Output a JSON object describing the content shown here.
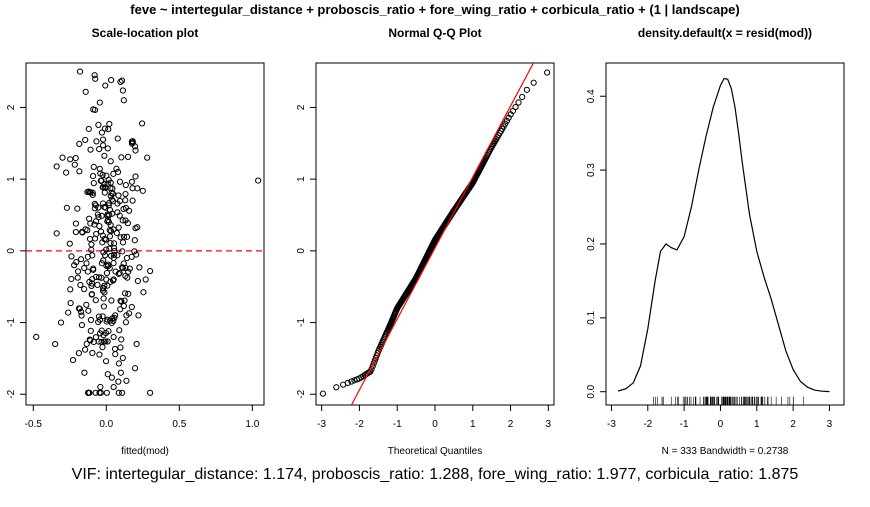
{
  "figure_title": "feve ~ intertegular_distance + proboscis_ratio + fore_wing_ratio + corbicula_ratio + (1 | landscape)",
  "footer_text": "VIF: intertegular_distance: 1.174, proboscis_ratio: 1.288, fore_wing_ratio: 1.977, corbicula_ratio: 1.875",
  "colors": {
    "points": "#000000",
    "ref_line": "#ff0000",
    "hline": "#ff0000",
    "density": "#000000"
  },
  "chart_data": [
    {
      "type": "scatter",
      "title": "Scale-location plot",
      "xlabel": "fitted(mod)",
      "ylabel": "",
      "xlim": [
        -0.55,
        1.08
      ],
      "ylim": [
        -2.15,
        2.62
      ],
      "xticks": [
        "-0.5",
        "0.0",
        "0.5",
        "1.0"
      ],
      "xtick_values": [
        -0.5,
        0.0,
        0.5,
        1.0
      ],
      "yticks": [
        "-2",
        "-1",
        "0",
        "1",
        "2"
      ],
      "ytick_values": [
        -2,
        -1,
        0,
        1,
        2
      ],
      "reference_hline": {
        "y": 0,
        "style": "dashed"
      },
      "n_points": 333,
      "points_visible_sample": [
        [
          -0.48,
          -1.2
        ],
        [
          -0.35,
          -1.3
        ],
        [
          -0.31,
          -1.0
        ],
        [
          -0.3,
          1.3
        ],
        [
          -0.27,
          0.6
        ],
        [
          -0.25,
          0.1
        ],
        [
          -0.22,
          -0.2
        ],
        [
          -0.18,
          2.5
        ],
        [
          -0.15,
          -1.7
        ],
        [
          -0.12,
          1.7
        ],
        [
          -0.08,
          2.45
        ],
        [
          -0.03,
          1.65
        ],
        [
          0.0,
          -0.4
        ],
        [
          0.02,
          0.5
        ],
        [
          0.05,
          -1.9
        ],
        [
          0.08,
          1.1
        ],
        [
          0.1,
          -1.7
        ],
        [
          0.12,
          2.1
        ],
        [
          0.15,
          -0.6
        ],
        [
          0.18,
          0.7
        ],
        [
          0.2,
          1.4
        ],
        [
          0.22,
          -0.9
        ],
        [
          0.28,
          1.3
        ],
        [
          1.04,
          0.98
        ]
      ]
    },
    {
      "type": "scatter",
      "title": "Normal Q-Q Plot",
      "xlabel": "Theoretical Quantiles",
      "ylabel": "",
      "xlim": [
        -3.15,
        3.15
      ],
      "ylim": [
        -2.15,
        2.62
      ],
      "xticks": [
        "-3",
        "-2",
        "-1",
        "0",
        "1",
        "2",
        "3"
      ],
      "xtick_values": [
        -3,
        -2,
        -1,
        0,
        1,
        2,
        3
      ],
      "yticks": [
        "-2",
        "-1",
        "0",
        "1",
        "2"
      ],
      "ytick_values": [
        -2,
        -1,
        0,
        1,
        2
      ],
      "n_points": 333,
      "reference_line": {
        "intercept": 0.04,
        "slope": 0.99
      },
      "qq_curve_anchors": [
        [
          -3.0,
          -2.0
        ],
        [
          -2.6,
          -1.9
        ],
        [
          -2.0,
          -1.78
        ],
        [
          -1.7,
          -1.68
        ],
        [
          -1.5,
          -1.4
        ],
        [
          -1.2,
          -1.05
        ],
        [
          -1.0,
          -0.8
        ],
        [
          -0.5,
          -0.38
        ],
        [
          0.0,
          0.15
        ],
        [
          0.5,
          0.56
        ],
        [
          1.0,
          0.95
        ],
        [
          1.5,
          1.45
        ],
        [
          2.0,
          1.9
        ],
        [
          2.5,
          2.3
        ],
        [
          3.0,
          2.5
        ]
      ]
    },
    {
      "type": "line",
      "title": "density.default(x = resid(mod))",
      "xlabel": "N = 333   Bandwidth = 0.2738",
      "ylabel": "",
      "xlim": [
        -3.15,
        3.4
      ],
      "ylim": [
        -0.018,
        0.445
      ],
      "xticks": [
        "-3",
        "-2",
        "-1",
        "0",
        "1",
        "2",
        "3"
      ],
      "xtick_values": [
        -3,
        -2,
        -1,
        0,
        1,
        2,
        3
      ],
      "yticks": [
        "0.0",
        "0.1",
        "0.2",
        "0.3",
        "0.4"
      ],
      "ytick_values": [
        0.0,
        0.1,
        0.2,
        0.3,
        0.4
      ],
      "x": [
        -2.82,
        -2.6,
        -2.4,
        -2.2,
        -2.0,
        -1.8,
        -1.65,
        -1.5,
        -1.35,
        -1.2,
        -1.0,
        -0.8,
        -0.6,
        -0.4,
        -0.2,
        0.0,
        0.1,
        0.2,
        0.3,
        0.4,
        0.5,
        0.6,
        0.8,
        1.0,
        1.2,
        1.4,
        1.6,
        1.8,
        2.0,
        2.2,
        2.4,
        2.6,
        2.8,
        3.0
      ],
      "y": [
        0.001,
        0.004,
        0.012,
        0.035,
        0.085,
        0.15,
        0.19,
        0.2,
        0.195,
        0.192,
        0.21,
        0.25,
        0.3,
        0.345,
        0.385,
        0.415,
        0.424,
        0.423,
        0.41,
        0.385,
        0.35,
        0.31,
        0.24,
        0.19,
        0.155,
        0.125,
        0.09,
        0.055,
        0.03,
        0.014,
        0.006,
        0.002,
        0.0007,
        0.0001
      ],
      "rug_range": [
        -1.98,
        2.5
      ]
    }
  ]
}
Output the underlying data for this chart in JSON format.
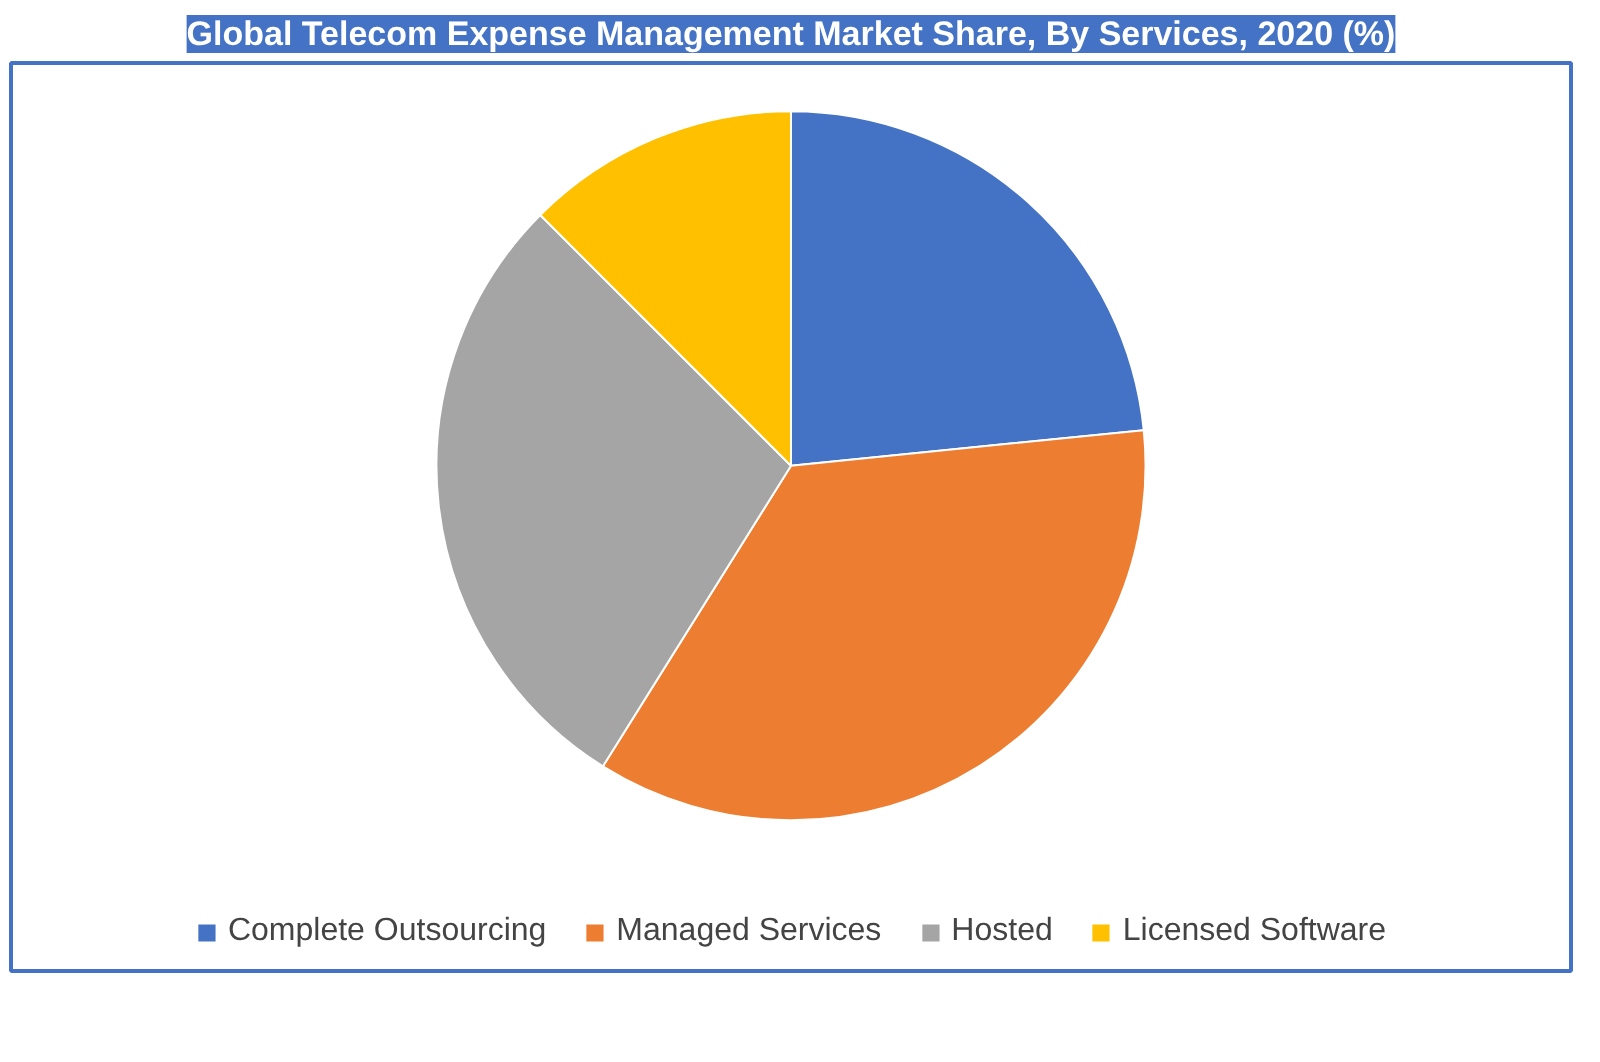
{
  "chart_data": {
    "type": "pie",
    "title": "Global Telecom Expense Management Market Share, By Services, 2020 (%)",
    "categories": [
      "Complete Outsourcing",
      "Managed Services",
      "Hosted",
      "Licensed Software"
    ],
    "values": [
      23.4,
      35.5,
      28.6,
      12.5
    ],
    "colors": [
      "#4472c4",
      "#ed7d31",
      "#a5a5a5",
      "#ffc000"
    ],
    "legend": "bottom"
  }
}
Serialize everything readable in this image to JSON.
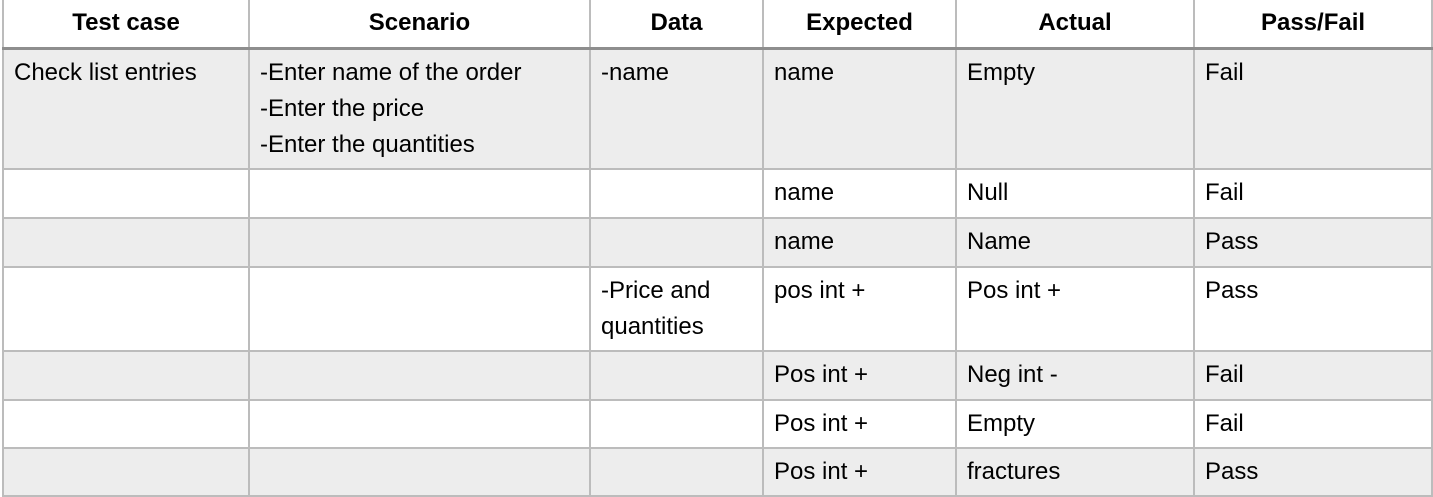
{
  "table": {
    "headers": [
      "Test case",
      "Scenario",
      "Data",
      "Expected",
      "Actual",
      "Pass/Fail"
    ],
    "rows": [
      {
        "test_case": "Check list entries",
        "scenario": [
          "-Enter name of the order",
          "-Enter the price",
          "-Enter the quantities"
        ],
        "data": "-name",
        "expected": "name",
        "actual": "Empty",
        "result": "Fail"
      },
      {
        "test_case": "",
        "scenario": [],
        "data": "",
        "expected": "name",
        "actual": "Null",
        "result": "Fail"
      },
      {
        "test_case": "",
        "scenario": [],
        "data": "",
        "expected": "name",
        "actual": "Name",
        "result": "Pass"
      },
      {
        "test_case": "",
        "scenario": [],
        "data": "-Price and quantities",
        "expected": "pos int +",
        "actual": "Pos int +",
        "result": "Pass"
      },
      {
        "test_case": "",
        "scenario": [],
        "data": "",
        "expected": "Pos int +",
        "actual": "Neg int -",
        "result": "Fail"
      },
      {
        "test_case": "",
        "scenario": [],
        "data": "",
        "expected": "Pos int +",
        "actual": "Empty",
        "result": "Fail"
      },
      {
        "test_case": "",
        "scenario": [],
        "data": "",
        "expected": "Pos int +",
        "actual": "fractures",
        "result": "Pass"
      }
    ]
  }
}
|---|
> PROBLEM
Exclude the images and reproduce the remaining data exactly.

> REPLY
Output a JSON object describing the content shown here.
{
  "figure_title": "feve ~ intertegular_distance + proboscis_ratio + fore_wing_ratio + corbicula_ratio + (1 | landscape)",
  "footer_text": "VIF: intertegular_distance: 1.174, proboscis_ratio: 1.288, fore_wing_ratio: 1.977, corbicula_ratio: 1.875",
  "colors": {
    "points": "#000000",
    "ref_line": "#ff0000",
    "hline": "#ff0000",
    "density": "#000000"
  },
  "chart_data": [
    {
      "type": "scatter",
      "title": "Scale-location plot",
      "xlabel": "fitted(mod)",
      "ylabel": "",
      "xlim": [
        -0.55,
        1.08
      ],
      "ylim": [
        -2.15,
        2.62
      ],
      "xticks": [
        "-0.5",
        "0.0",
        "0.5",
        "1.0"
      ],
      "xtick_values": [
        -0.5,
        0.0,
        0.5,
        1.0
      ],
      "yticks": [
        "-2",
        "-1",
        "0",
        "1",
        "2"
      ],
      "ytick_values": [
        -2,
        -1,
        0,
        1,
        2
      ],
      "reference_hline": {
        "y": 0,
        "style": "dashed"
      },
      "n_points": 333,
      "points_visible_sample": [
        [
          -0.48,
          -1.2
        ],
        [
          -0.35,
          -1.3
        ],
        [
          -0.31,
          -1.0
        ],
        [
          -0.3,
          1.3
        ],
        [
          -0.27,
          0.6
        ],
        [
          -0.25,
          0.1
        ],
        [
          -0.22,
          -0.2
        ],
        [
          -0.18,
          2.5
        ],
        [
          -0.15,
          -1.7
        ],
        [
          -0.12,
          1.7
        ],
        [
          -0.08,
          2.45
        ],
        [
          -0.03,
          1.65
        ],
        [
          0.0,
          -0.4
        ],
        [
          0.02,
          0.5
        ],
        [
          0.05,
          -1.9
        ],
        [
          0.08,
          1.1
        ],
        [
          0.1,
          -1.7
        ],
        [
          0.12,
          2.1
        ],
        [
          0.15,
          -0.6
        ],
        [
          0.18,
          0.7
        ],
        [
          0.2,
          1.4
        ],
        [
          0.22,
          -0.9
        ],
        [
          0.28,
          1.3
        ],
        [
          1.04,
          0.98
        ]
      ]
    },
    {
      "type": "scatter",
      "title": "Normal Q-Q Plot",
      "xlabel": "Theoretical Quantiles",
      "ylabel": "",
      "xlim": [
        -3.15,
        3.15
      ],
      "ylim": [
        -2.15,
        2.62
      ],
      "xticks": [
        "-3",
        "-2",
        "-1",
        "0",
        "1",
        "2",
        "3"
      ],
      "xtick_values": [
        -3,
        -2,
        -1,
        0,
        1,
        2,
        3
      ],
      "yticks": [
        "-2",
        "-1",
        "0",
        "1",
        "2"
      ],
      "ytick_values": [
        -2,
        -1,
        0,
        1,
        2
      ],
      "n_points": 333,
      "reference_line": {
        "intercept": 0.04,
        "slope": 0.99
      },
      "qq_curve_anchors": [
        [
          -3.0,
          -2.0
        ],
        [
          -2.6,
          -1.9
        ],
        [
          -2.0,
          -1.78
        ],
        [
          -1.7,
          -1.68
        ],
        [
          -1.5,
          -1.4
        ],
        [
          -1.2,
          -1.05
        ],
        [
          -1.0,
          -0.8
        ],
        [
          -0.5,
          -0.38
        ],
        [
          0.0,
          0.15
        ],
        [
          0.5,
          0.56
        ],
        [
          1.0,
          0.95
        ],
        [
          1.5,
          1.45
        ],
        [
          2.0,
          1.9
        ],
        [
          2.5,
          2.3
        ],
        [
          3.0,
          2.5
        ]
      ]
    },
    {
      "type": "line",
      "title": "density.default(x = resid(mod))",
      "xlabel": "N = 333   Bandwidth = 0.2738",
      "ylabel": "",
      "xlim": [
        -3.15,
        3.4
      ],
      "ylim": [
        -0.018,
        0.445
      ],
      "xticks": [
        "-3",
        "-2",
        "-1",
        "0",
        "1",
        "2",
        "3"
      ],
      "xtick_values": [
        -3,
        -2,
        -1,
        0,
        1,
        2,
        3
      ],
      "yticks": [
        "0.0",
        "0.1",
        "0.2",
        "0.3",
        "0.4"
      ],
      "ytick_values": [
        0.0,
        0.1,
        0.2,
        0.3,
        0.4
      ],
      "x": [
        -2.82,
        -2.6,
        -2.4,
        -2.2,
        -2.0,
        -1.8,
        -1.65,
        -1.5,
        -1.35,
        -1.2,
        -1.0,
        -0.8,
        -0.6,
        -0.4,
        -0.2,
        0.0,
        0.1,
        0.2,
        0.3,
        0.4,
        0.5,
        0.6,
        0.8,
        1.0,
        1.2,
        1.4,
        1.6,
        1.8,
        2.0,
        2.2,
        2.4,
        2.6,
        2.8,
        3.0
      ],
      "y": [
        0.001,
        0.004,
        0.012,
        0.035,
        0.085,
        0.15,
        0.19,
        0.2,
        0.195,
        0.192,
        0.21,
        0.25,
        0.3,
        0.345,
        0.385,
        0.415,
        0.424,
        0.423,
        0.41,
        0.385,
        0.35,
        0.31,
        0.24,
        0.19,
        0.155,
        0.125,
        0.09,
        0.055,
        0.03,
        0.014,
        0.006,
        0.002,
        0.0007,
        0.0001
      ],
      "rug_range": [
        -1.98,
        2.5
      ]
    }
  ]
}
Output the underlying data for this chart in JSON format.
{
  "chart_data": {
    "type": "pie",
    "title": "Global Telecom Expense Management Market Share, By Services, 2020 (%)",
    "categories": [
      "Complete Outsourcing",
      "Managed Services",
      "Hosted",
      "Licensed Software"
    ],
    "values": [
      23.4,
      35.5,
      28.6,
      12.5
    ],
    "colors": [
      "#4472c4",
      "#ed7d31",
      "#a5a5a5",
      "#ffc000"
    ],
    "legend": "bottom"
  }
}
Serialize everything readable in this image to JSON.
{
  "table": {
    "headers": [
      "Test case",
      "Scenario",
      "Data",
      "Expected",
      "Actual",
      "Pass/Fail"
    ],
    "rows": [
      {
        "test_case": "Check list entries",
        "scenario": [
          "-Enter name of the order",
          "-Enter the price",
          "-Enter the quantities"
        ],
        "data": "-name",
        "expected": "name",
        "actual": "Empty",
        "result": "Fail"
      },
      {
        "test_case": "",
        "scenario": [],
        "data": "",
        "expected": "name",
        "actual": "Null",
        "result": "Fail"
      },
      {
        "test_case": "",
        "scenario": [],
        "data": "",
        "expected": "name",
        "actual": "Name",
        "result": "Pass"
      },
      {
        "test_case": "",
        "scenario": [],
        "data": "-Price and quantities",
        "expected": "pos int +",
        "actual": "Pos int +",
        "result": "Pass"
      },
      {
        "test_case": "",
        "scenario": [],
        "data": "",
        "expected": "Pos int +",
        "actual": "Neg int -",
        "result": "Fail"
      },
      {
        "test_case": "",
        "scenario": [],
        "data": "",
        "expected": "Pos int +",
        "actual": "Empty",
        "result": "Fail"
      },
      {
        "test_case": "",
        "scenario": [],
        "data": "",
        "expected": "Pos int +",
        "actual": "fractures",
        "result": "Pass"
      }
    ]
  }
}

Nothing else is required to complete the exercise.